══ The records
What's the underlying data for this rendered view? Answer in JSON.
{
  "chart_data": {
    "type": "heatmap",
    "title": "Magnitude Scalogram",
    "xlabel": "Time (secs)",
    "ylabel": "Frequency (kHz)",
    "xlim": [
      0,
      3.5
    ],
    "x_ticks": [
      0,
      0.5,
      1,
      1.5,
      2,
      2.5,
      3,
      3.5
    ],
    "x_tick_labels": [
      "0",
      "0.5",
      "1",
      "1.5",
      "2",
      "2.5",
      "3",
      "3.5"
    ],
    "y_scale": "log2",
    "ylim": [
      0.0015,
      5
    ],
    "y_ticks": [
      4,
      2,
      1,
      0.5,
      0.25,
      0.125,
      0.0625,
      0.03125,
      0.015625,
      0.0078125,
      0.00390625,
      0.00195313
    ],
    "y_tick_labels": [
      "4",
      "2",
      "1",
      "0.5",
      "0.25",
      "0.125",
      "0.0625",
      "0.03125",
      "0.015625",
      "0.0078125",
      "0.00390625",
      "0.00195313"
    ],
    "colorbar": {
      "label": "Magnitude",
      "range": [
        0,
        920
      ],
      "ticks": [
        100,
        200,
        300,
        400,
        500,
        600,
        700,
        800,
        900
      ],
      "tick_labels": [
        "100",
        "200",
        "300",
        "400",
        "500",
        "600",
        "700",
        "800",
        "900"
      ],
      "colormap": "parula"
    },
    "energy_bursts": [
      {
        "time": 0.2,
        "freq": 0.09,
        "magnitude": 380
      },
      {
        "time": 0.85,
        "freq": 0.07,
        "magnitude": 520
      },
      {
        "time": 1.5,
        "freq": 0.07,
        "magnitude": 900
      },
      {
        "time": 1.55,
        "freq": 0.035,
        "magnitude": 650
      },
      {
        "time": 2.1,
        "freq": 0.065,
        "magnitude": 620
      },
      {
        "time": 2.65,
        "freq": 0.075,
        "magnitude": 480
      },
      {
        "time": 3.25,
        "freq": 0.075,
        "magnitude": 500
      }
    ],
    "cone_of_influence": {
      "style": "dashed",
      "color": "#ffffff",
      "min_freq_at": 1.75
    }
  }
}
════
● To be done
Restate every record exactly, leaving nothing out.

● Completed exercise
What's the underlying data for this rendered view? Answer in JSON.
{
  "chart_data": {
    "type": "heatmap",
    "title": "Magnitude Scalogram",
    "xlabel": "Time (secs)",
    "ylabel": "Frequency (kHz)",
    "xlim": [
      0,
      3.5
    ],
    "x_ticks": [
      0,
      0.5,
      1,
      1.5,
      2,
      2.5,
      3,
      3.5
    ],
    "x_tick_labels": [
      "0",
      "0.5",
      "1",
      "1.5",
      "2",
      "2.5",
      "3",
      "3.5"
    ],
    "y_scale": "log2",
    "ylim": [
      0.0015,
      5
    ],
    "y_ticks": [
      4,
      2,
      1,
      0.5,
      0.25,
      0.125,
      0.0625,
      0.03125,
      0.015625,
      0.0078125,
      0.00390625,
      0.00195313
    ],
    "y_tick_labels": [
      "4",
      "2",
      "1",
      "0.5",
      "0.25",
      "0.125",
      "0.0625",
      "0.03125",
      "0.015625",
      "0.0078125",
      "0.00390625",
      "0.00195313"
    ],
    "colorbar": {
      "label": "Magnitude",
      "range": [
        0,
        920
      ],
      "ticks": [
        100,
        200,
        300,
        400,
        500,
        600,
        700,
        800,
        900
      ],
      "tick_labels": [
        "100",
        "200",
        "300",
        "400",
        "500",
        "600",
        "700",
        "800",
        "900"
      ],
      "colormap": "parula"
    },
    "energy_bursts": [
      {
        "time": 0.2,
        "freq": 0.09,
        "magnitude": 380
      },
      {
        "time": 0.85,
        "freq": 0.07,
        "magnitude": 520
      },
      {
        "time": 1.5,
        "freq": 0.07,
        "magnitude": 900
      },
      {
        "time": 1.55,
        "freq": 0.035,
        "magnitude": 650
      },
      {
        "time": 2.1,
        "freq": 0.065,
        "magnitude": 620
      },
      {
        "time": 2.65,
        "freq": 0.075,
        "magnitude": 480
      },
      {
        "time": 3.25,
        "freq": 0.075,
        "magnitude": 500
      }
    ],
    "cone_of_influence": {
      "style": "dashed",
      "color": "#ffffff",
      "min_freq_at": 1.75
    }
  }
}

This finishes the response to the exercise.